**** Listed records ****

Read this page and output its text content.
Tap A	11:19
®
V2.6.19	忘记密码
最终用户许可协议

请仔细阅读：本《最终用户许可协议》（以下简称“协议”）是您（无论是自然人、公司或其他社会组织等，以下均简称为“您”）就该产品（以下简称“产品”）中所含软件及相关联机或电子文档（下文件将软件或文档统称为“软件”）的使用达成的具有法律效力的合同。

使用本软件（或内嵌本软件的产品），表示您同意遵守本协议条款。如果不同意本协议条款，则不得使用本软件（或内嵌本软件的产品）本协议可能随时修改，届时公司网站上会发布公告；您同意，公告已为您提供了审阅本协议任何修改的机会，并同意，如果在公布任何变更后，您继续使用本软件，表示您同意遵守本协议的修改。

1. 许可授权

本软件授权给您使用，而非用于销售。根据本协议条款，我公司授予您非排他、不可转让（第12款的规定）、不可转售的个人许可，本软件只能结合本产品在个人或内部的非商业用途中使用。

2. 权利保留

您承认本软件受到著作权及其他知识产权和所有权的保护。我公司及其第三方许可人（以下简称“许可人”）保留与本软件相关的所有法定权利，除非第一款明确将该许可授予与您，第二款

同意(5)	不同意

****
**** Listed records ****

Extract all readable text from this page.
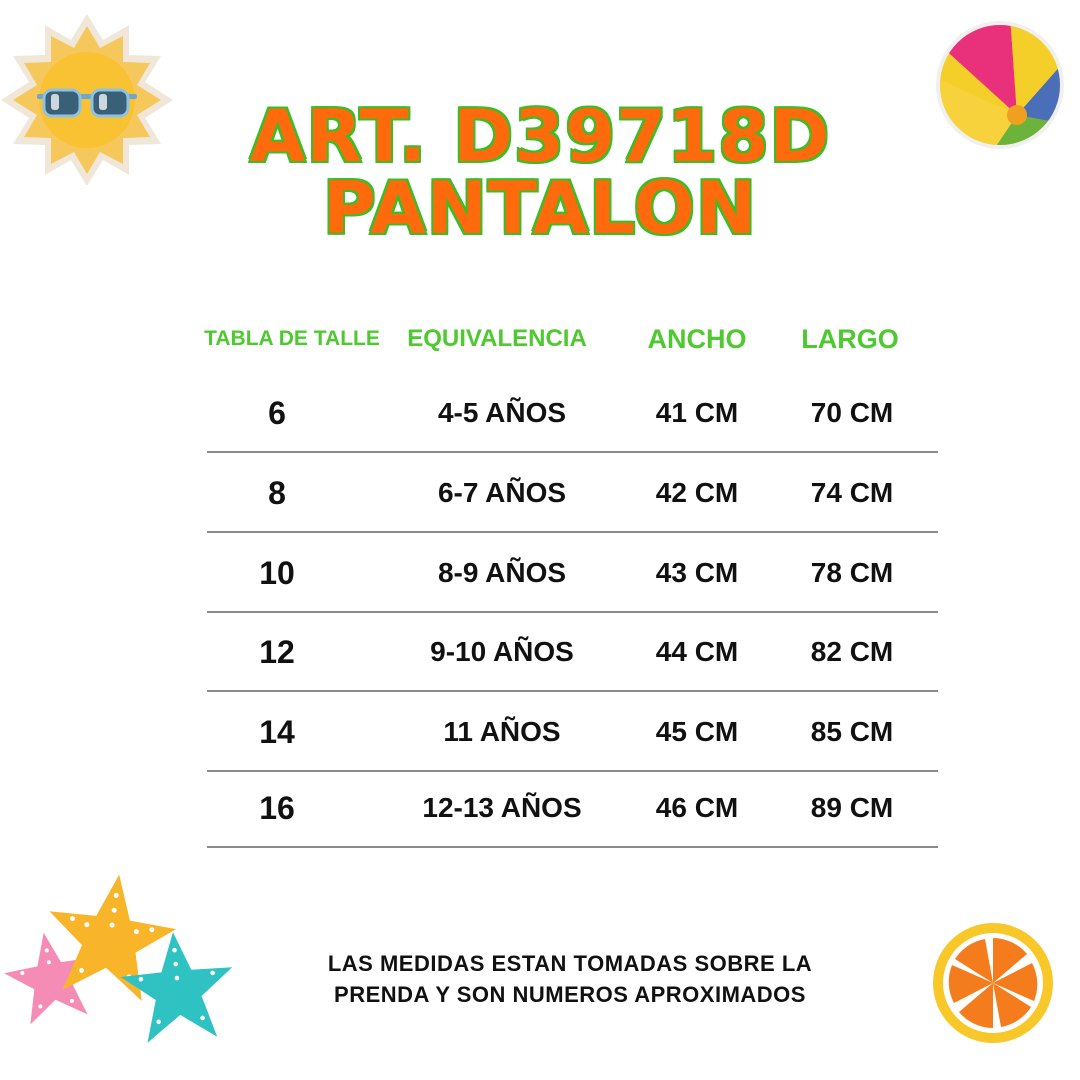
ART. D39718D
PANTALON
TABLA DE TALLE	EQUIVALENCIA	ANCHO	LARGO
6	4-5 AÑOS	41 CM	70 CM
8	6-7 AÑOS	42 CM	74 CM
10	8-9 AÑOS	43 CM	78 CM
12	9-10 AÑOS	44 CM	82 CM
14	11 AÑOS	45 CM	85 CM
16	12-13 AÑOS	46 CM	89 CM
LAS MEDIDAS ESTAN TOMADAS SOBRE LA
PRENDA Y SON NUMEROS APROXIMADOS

****

__Written instruction__
Give the number of lines in the records that contain the string "page", with no other output.

__Correct result__
2